EXERCISE AIM —
Transcribe the listing below word for word.

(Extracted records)

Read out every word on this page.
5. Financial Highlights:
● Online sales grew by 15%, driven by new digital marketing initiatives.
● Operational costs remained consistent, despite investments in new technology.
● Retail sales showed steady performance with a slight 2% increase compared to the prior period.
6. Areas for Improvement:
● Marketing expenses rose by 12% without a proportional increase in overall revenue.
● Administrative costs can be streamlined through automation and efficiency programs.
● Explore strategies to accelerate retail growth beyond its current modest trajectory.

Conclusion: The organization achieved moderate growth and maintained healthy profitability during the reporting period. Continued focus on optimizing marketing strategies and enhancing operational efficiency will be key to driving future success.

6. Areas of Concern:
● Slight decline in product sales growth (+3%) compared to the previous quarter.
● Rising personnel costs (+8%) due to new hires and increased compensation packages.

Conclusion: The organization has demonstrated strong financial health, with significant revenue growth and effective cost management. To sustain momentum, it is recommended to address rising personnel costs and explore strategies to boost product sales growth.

ANSWER FOR THE TASK —
Read out every word on this page.
5. Financial Highlights:
● Online sales grew by 15%, driven by new digital marketing initiatives.
● Operational costs remained consistent, despite investments in new technology.
● Retail sales showed steady performance with a slight 2% increase compared to the prior period.
6. Areas for Improvement:
● Marketing expenses rose by 12% without a proportional increase in overall revenue.
● Administrative costs can be streamlined through automation and efficiency programs.
● Explore strategies to accelerate retail growth beyond its current modest trajectory.

Conclusion: The organization achieved moderate growth and maintained healthy profitability during the reporting period. Continued focus on optimizing marketing strategies and enhancing operational efficiency will be key to driving future success.

6. Areas of Concern:
● Slight decline in product sales growth (+3%) compared to the previous quarter.
● Rising personnel costs (+8%) due to new hires and increased compensation packages.

Conclusion: The organization has demonstrated strong financial health, with significant revenue growth and effective cost management. To sustain momentum, it is recommended to address rising personnel costs and explore strategies to boost product sales growth.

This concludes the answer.